═══ EXCERPTED DATA

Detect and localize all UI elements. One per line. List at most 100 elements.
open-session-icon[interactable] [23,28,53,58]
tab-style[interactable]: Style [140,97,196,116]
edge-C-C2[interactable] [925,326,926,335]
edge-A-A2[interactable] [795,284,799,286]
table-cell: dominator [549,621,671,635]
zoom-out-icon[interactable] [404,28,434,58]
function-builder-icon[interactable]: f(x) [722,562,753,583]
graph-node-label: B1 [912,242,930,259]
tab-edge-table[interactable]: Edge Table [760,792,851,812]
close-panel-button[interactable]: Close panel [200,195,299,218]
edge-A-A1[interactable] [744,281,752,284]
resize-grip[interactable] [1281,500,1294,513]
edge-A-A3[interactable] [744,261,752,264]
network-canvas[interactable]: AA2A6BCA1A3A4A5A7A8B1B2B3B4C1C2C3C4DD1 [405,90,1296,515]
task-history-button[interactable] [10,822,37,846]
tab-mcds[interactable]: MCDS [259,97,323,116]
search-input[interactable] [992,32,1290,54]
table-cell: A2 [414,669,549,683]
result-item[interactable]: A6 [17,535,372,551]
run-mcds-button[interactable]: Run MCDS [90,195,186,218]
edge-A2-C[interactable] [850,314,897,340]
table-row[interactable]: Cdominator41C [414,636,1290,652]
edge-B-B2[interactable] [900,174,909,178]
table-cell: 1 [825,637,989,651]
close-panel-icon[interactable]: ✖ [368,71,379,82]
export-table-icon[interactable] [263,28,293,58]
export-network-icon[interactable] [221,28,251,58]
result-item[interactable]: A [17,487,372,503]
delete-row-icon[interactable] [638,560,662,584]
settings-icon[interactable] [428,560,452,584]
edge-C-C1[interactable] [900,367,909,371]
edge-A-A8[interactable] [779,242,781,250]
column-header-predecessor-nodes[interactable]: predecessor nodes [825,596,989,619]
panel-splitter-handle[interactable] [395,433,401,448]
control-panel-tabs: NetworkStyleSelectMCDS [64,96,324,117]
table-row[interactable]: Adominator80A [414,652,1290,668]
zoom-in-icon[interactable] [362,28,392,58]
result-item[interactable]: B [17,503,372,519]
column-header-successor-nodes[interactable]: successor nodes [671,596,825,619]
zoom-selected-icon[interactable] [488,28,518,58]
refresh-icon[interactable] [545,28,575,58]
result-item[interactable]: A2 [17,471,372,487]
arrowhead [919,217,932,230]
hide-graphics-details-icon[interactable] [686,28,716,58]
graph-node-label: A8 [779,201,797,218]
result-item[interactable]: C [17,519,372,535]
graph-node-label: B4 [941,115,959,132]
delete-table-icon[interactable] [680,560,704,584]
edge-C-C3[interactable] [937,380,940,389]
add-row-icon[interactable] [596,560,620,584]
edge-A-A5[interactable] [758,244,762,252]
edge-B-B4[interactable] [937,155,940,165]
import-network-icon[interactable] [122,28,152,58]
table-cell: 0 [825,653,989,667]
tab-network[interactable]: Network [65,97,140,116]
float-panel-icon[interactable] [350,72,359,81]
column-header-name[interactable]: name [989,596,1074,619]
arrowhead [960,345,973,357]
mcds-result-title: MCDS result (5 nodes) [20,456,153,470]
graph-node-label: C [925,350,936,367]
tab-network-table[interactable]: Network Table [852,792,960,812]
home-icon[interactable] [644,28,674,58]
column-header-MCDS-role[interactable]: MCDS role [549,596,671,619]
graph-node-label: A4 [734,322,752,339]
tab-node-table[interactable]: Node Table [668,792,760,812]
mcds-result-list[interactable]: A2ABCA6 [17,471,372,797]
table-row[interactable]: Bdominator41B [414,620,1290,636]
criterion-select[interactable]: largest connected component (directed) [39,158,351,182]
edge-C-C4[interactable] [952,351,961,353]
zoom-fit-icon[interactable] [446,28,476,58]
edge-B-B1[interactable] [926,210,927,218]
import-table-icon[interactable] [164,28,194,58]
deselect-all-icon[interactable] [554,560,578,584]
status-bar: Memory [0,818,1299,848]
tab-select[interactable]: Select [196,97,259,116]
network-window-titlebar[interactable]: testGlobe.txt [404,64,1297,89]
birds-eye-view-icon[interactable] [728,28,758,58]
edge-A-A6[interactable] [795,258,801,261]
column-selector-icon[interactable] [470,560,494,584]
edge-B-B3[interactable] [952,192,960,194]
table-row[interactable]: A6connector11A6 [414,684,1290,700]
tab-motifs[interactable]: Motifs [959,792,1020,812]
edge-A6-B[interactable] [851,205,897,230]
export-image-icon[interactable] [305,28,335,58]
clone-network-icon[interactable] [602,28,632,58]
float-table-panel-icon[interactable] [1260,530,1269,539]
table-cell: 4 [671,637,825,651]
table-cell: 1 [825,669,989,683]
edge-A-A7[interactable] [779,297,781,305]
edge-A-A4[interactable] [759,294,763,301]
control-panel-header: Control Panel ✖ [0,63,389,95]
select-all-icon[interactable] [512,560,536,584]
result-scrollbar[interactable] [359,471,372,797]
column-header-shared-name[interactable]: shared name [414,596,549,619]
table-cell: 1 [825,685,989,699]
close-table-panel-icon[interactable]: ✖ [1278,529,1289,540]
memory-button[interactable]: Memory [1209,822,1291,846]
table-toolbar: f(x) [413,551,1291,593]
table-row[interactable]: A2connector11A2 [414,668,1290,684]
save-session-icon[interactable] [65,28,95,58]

══════

• [AIM] Show every line of the data above that contains the string "result". Case counts.

• [IN RESPONSE]
result-item[interactable]: A6 [17,535,372,551]
result-item[interactable]: A [17,487,372,503]
result-item[interactable]: B [17,503,372,519]
result-item[interactable]: A2 [17,471,372,487]
result-item[interactable]: C [17,519,372,535]
mcds-result-title: MCDS result (5 nodes) [20,456,153,470]
mcds-result-list[interactable]: A2ABCA6 [17,471,372,797]
result-scrollbar[interactable] [359,471,372,797]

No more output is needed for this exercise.